--- START Input rows ---

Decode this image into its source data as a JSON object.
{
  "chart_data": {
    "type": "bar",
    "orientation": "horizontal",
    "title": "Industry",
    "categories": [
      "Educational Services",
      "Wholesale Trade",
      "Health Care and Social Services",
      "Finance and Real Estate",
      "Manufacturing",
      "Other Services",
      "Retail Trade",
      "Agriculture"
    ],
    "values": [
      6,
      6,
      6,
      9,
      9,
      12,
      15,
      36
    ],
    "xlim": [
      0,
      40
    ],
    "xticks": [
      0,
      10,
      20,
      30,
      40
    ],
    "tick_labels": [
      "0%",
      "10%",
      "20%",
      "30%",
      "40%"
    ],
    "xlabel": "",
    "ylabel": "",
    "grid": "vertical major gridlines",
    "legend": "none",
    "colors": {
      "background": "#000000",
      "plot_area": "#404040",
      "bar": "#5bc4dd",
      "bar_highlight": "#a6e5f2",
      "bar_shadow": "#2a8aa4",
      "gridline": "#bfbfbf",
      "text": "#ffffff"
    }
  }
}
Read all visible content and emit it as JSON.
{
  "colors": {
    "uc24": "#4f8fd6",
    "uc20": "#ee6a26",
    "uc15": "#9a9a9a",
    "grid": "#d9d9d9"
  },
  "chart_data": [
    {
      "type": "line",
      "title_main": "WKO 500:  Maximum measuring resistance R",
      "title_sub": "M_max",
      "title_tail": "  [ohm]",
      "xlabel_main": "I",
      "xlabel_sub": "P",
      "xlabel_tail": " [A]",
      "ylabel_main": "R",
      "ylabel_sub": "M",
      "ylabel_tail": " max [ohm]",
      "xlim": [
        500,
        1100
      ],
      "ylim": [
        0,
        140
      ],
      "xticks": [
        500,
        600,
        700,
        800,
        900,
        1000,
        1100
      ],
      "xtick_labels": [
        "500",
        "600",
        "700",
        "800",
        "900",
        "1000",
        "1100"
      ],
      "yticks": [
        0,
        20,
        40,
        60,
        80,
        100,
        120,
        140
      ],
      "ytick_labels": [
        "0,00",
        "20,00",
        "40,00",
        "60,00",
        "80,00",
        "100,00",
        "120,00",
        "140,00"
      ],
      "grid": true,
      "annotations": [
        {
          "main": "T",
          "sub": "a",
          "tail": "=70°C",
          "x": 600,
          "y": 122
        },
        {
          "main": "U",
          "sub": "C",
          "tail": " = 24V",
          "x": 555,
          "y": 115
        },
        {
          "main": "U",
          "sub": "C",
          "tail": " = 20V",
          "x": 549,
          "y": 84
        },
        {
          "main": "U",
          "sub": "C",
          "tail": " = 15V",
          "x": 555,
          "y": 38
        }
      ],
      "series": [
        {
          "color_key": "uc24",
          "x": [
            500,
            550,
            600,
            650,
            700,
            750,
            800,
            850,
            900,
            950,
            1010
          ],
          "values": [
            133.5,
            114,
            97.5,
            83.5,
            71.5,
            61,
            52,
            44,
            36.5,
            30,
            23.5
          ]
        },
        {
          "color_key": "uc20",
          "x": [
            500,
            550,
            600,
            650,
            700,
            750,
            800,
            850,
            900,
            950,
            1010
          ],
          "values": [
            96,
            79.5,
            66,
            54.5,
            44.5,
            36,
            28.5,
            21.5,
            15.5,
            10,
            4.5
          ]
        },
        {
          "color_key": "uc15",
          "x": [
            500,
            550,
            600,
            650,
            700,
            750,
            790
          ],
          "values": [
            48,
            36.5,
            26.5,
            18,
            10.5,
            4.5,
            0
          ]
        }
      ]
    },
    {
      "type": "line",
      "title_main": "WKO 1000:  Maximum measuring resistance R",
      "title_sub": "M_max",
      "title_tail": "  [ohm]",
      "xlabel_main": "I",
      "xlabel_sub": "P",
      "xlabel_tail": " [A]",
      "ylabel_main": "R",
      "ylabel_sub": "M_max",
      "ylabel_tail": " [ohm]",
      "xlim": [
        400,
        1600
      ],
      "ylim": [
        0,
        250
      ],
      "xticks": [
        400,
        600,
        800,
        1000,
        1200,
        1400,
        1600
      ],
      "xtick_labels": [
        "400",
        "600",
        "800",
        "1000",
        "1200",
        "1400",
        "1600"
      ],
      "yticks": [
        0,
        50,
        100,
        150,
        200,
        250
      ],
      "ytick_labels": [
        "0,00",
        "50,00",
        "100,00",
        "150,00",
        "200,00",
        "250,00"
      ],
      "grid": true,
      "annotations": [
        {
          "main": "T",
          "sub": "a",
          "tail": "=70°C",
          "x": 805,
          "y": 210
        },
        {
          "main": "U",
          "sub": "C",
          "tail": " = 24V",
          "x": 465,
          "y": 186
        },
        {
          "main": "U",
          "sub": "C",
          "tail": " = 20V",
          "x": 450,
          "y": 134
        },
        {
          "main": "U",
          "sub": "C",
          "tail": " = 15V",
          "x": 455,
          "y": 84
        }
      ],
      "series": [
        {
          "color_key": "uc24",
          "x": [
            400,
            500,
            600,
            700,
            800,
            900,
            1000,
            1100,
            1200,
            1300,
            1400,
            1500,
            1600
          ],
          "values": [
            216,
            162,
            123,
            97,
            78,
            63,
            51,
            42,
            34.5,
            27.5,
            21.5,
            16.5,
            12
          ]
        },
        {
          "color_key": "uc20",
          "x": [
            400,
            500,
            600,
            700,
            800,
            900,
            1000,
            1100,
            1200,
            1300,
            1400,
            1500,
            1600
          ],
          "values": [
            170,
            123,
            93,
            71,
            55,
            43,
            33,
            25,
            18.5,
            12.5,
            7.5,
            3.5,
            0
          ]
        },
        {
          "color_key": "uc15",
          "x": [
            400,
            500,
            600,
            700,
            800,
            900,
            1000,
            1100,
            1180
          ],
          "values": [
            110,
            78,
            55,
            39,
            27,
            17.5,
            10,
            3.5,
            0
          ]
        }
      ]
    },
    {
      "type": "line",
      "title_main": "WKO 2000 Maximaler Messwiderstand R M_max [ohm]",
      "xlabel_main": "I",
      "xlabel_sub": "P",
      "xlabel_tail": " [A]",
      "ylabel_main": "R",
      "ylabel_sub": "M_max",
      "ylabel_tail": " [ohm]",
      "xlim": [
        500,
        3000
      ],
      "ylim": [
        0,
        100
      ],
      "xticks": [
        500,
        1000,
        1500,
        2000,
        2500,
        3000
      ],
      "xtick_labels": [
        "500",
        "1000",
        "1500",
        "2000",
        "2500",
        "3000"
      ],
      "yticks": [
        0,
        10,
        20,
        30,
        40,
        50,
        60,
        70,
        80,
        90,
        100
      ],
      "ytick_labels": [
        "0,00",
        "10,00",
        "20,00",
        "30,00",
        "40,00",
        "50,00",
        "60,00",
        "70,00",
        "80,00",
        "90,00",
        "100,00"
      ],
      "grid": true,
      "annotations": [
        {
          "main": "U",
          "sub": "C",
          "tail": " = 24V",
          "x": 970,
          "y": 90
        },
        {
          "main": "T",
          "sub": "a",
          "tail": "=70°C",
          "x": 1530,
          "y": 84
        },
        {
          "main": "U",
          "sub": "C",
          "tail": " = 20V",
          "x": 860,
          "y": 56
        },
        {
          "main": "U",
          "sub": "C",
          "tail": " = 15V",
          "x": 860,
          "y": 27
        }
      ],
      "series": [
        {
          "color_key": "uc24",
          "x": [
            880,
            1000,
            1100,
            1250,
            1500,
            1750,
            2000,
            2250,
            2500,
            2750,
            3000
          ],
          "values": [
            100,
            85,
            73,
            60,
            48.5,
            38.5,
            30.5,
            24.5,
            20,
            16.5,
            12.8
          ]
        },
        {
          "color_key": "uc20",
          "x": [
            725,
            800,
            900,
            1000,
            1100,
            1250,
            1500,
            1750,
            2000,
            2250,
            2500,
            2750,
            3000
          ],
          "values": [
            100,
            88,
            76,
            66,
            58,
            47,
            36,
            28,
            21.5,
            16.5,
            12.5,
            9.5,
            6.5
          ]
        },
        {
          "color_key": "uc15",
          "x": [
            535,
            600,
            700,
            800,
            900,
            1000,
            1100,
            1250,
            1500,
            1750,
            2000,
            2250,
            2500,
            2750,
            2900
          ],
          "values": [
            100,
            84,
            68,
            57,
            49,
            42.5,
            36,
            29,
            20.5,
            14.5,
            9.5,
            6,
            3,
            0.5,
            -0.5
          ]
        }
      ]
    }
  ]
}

--- END Input rows ---

Scan the records for the string "Services". Copy each line in which it appears.

§ **Worked answer**:
      "Educational Services",
      "Health Care and Social Services",
      "Other Services",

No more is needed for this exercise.